» INFORMATION PROVIDED
....
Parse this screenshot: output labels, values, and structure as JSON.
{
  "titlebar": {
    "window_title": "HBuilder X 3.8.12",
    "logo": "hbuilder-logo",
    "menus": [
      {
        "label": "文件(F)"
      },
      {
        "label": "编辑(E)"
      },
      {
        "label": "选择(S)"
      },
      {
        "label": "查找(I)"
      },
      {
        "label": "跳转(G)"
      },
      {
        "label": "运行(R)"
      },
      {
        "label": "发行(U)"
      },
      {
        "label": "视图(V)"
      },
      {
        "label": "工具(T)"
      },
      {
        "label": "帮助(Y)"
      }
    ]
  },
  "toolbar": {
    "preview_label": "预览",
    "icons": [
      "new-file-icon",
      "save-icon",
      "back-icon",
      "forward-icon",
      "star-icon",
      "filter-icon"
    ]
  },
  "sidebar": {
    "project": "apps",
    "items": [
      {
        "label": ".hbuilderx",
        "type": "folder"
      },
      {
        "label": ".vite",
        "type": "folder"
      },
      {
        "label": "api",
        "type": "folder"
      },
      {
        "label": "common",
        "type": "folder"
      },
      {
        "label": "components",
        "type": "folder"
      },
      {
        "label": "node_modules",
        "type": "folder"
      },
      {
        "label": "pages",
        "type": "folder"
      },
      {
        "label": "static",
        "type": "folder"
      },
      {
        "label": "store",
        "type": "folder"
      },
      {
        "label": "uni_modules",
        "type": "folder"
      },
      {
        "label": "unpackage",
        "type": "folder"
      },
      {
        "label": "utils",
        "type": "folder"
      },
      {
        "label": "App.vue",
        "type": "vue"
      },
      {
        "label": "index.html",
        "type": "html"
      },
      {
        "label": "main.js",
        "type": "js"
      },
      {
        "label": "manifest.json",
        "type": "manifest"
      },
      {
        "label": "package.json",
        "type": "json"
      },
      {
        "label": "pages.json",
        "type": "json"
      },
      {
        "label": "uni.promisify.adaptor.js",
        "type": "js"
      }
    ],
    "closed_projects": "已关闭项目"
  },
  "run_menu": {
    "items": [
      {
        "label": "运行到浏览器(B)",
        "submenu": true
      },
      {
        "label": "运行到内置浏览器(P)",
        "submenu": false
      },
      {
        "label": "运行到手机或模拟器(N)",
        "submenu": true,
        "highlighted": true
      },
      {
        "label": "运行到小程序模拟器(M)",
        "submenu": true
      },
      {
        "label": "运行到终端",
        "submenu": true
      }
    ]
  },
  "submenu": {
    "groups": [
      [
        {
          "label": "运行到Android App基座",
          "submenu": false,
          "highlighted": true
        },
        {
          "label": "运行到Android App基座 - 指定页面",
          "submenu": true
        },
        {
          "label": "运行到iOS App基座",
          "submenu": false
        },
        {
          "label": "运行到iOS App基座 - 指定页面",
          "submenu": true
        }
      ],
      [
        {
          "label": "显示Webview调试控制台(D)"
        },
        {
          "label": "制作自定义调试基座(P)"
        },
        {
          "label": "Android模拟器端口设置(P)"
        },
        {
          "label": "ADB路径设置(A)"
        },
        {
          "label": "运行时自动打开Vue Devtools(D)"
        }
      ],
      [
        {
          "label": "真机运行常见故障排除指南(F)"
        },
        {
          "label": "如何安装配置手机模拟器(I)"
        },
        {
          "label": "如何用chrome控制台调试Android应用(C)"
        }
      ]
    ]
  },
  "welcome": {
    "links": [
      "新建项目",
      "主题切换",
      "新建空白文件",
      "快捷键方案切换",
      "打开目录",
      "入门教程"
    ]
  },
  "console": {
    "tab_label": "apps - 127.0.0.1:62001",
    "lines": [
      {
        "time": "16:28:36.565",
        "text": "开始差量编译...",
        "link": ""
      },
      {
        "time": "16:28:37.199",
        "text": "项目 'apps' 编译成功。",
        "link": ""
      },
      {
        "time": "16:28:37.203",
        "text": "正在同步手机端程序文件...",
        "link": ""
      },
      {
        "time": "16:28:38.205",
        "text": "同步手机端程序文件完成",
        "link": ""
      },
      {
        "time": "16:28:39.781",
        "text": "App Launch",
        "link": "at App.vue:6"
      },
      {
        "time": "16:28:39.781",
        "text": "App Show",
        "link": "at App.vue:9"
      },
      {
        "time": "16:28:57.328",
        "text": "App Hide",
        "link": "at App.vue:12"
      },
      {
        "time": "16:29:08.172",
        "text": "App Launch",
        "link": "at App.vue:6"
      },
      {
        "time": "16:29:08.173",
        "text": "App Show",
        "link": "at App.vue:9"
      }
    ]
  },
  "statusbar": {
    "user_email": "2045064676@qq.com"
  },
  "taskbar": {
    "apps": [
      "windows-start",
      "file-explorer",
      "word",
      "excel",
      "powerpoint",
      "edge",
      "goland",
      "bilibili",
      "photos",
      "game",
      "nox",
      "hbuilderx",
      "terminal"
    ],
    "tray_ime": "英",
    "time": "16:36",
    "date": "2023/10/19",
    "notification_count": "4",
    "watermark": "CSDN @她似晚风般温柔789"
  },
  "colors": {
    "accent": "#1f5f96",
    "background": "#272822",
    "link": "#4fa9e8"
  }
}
....
» EXERCISE INSTRUCTIONS
Write the data out again in full and exactly.

» PROBLEM SOLUTION
Parse this screenshot: output labels, values, and structure as JSON.
{
  "titlebar": {
    "window_title": "HBuilder X 3.8.12",
    "logo": "hbuilder-logo",
    "menus": [
      {
        "label": "文件(F)"
      },
      {
        "label": "编辑(E)"
      },
      {
        "label": "选择(S)"
      },
      {
        "label": "查找(I)"
      },
      {
        "label": "跳转(G)"
      },
      {
        "label": "运行(R)"
      },
      {
        "label": "发行(U)"
      },
      {
        "label": "视图(V)"
      },
      {
        "label": "工具(T)"
      },
      {
        "label": "帮助(Y)"
      }
    ]
  },
  "toolbar": {
    "preview_label": "预览",
    "icons": [
      "new-file-icon",
      "save-icon",
      "back-icon",
      "forward-icon",
      "star-icon",
      "filter-icon"
    ]
  },
  "sidebar": {
    "project": "apps",
    "items": [
      {
        "label": ".hbuilderx",
        "type": "folder"
      },
      {
        "label": ".vite",
        "type": "folder"
      },
      {
        "label": "api",
        "type": "folder"
      },
      {
        "label": "common",
        "type": "folder"
      },
      {
        "label": "components",
        "type": "folder"
      },
      {
        "label": "node_modules",
        "type": "folder"
      },
      {
        "label": "pages",
        "type": "folder"
      },
      {
        "label": "static",
        "type": "folder"
      },
      {
        "label": "store",
        "type": "folder"
      },
      {
        "label": "uni_modules",
        "type": "folder"
      },
      {
        "label": "unpackage",
        "type": "folder"
      },
      {
        "label": "utils",
        "type": "folder"
      },
      {
        "label": "App.vue",
        "type": "vue"
      },
      {
        "label": "index.html",
        "type": "html"
      },
      {
        "label": "main.js",
        "type": "js"
      },
      {
        "label": "manifest.json",
        "type": "manifest"
      },
      {
        "label": "package.json",
        "type": "json"
      },
      {
        "label": "pages.json",
        "type": "json"
      },
      {
        "label": "uni.promisify.adaptor.js",
        "type": "js"
      }
    ],
    "closed_projects": "已关闭项目"
  },
  "run_menu": {
    "items": [
      {
        "label": "运行到浏览器(B)",
        "submenu": true
      },
      {
        "label": "运行到内置浏览器(P)",
        "submenu": false
      },
      {
        "label": "运行到手机或模拟器(N)",
        "submenu": true,
        "highlighted": true
      },
      {
        "label": "运行到小程序模拟器(M)",
        "submenu": true
      },
      {
        "label": "运行到终端",
        "submenu": true
      }
    ]
  },
  "submenu": {
    "groups": [
      [
        {
          "label": "运行到Android App基座",
          "submenu": false,
          "highlighted": true
        },
        {
          "label": "运行到Android App基座 - 指定页面",
          "submenu": true
        },
        {
          "label": "运行到iOS App基座",
          "submenu": false
        },
        {
          "label": "运行到iOS App基座 - 指定页面",
          "submenu": true
        }
      ],
      [
        {
          "label": "显示Webview调试控制台(D)"
        },
        {
          "label": "制作自定义调试基座(P)"
        },
        {
          "label": "Android模拟器端口设置(P)"
        },
        {
          "label": "ADB路径设置(A)"
        },
        {
          "label": "运行时自动打开Vue Devtools(D)"
        }
      ],
      [
        {
          "label": "真机运行常见故障排除指南(F)"
        },
        {
          "label": "如何安装配置手机模拟器(I)"
        },
        {
          "label": "如何用chrome控制台调试Android应用(C)"
        }
      ]
    ]
  },
  "welcome": {
    "links": [
      "新建项目",
      "主题切换",
      "新建空白文件",
      "快捷键方案切换",
      "打开目录",
      "入门教程"
    ]
  },
  "console": {
    "tab_label": "apps - 127.0.0.1:62001",
    "lines": [
      {
        "time": "16:28:36.565",
        "text": "开始差量编译...",
        "link": ""
      },
      {
        "time": "16:28:37.199",
        "text": "项目 'apps' 编译成功。",
        "link": ""
      },
      {
        "time": "16:28:37.203",
        "text": "正在同步手机端程序文件...",
        "link": ""
      },
      {
        "time": "16:28:38.205",
        "text": "同步手机端程序文件完成",
        "link": ""
      },
      {
        "time": "16:28:39.781",
        "text": "App Launch",
        "link": "at App.vue:6"
      },
      {
        "time": "16:28:39.781",
        "text": "App Show",
        "link": "at App.vue:9"
      },
      {
        "time": "16:28:57.328",
        "text": "App Hide",
        "link": "at App.vue:12"
      },
      {
        "time": "16:29:08.172",
        "text": "App Launch",
        "link": "at App.vue:6"
      },
      {
        "time": "16:29:08.173",
        "text": "App Show",
        "link": "at App.vue:9"
      }
    ]
  },
  "statusbar": {
    "user_email": "2045064676@qq.com"
  },
  "taskbar": {
    "apps": [
      "windows-start",
      "file-explorer",
      "word",
      "excel",
      "powerpoint",
      "edge",
      "goland",
      "bilibili",
      "photos",
      "game",
      "nox",
      "hbuilderx",
      "terminal"
    ],
    "tray_ime": "英",
    "time": "16:36",
    "date": "2023/10/19",
    "notification_count": "4",
    "watermark": "CSDN @她似晚风般温柔789"
  },
  "colors": {
    "accent": "#1f5f96",
    "background": "#272822",
    "link": "#4fa9e8"
  }
}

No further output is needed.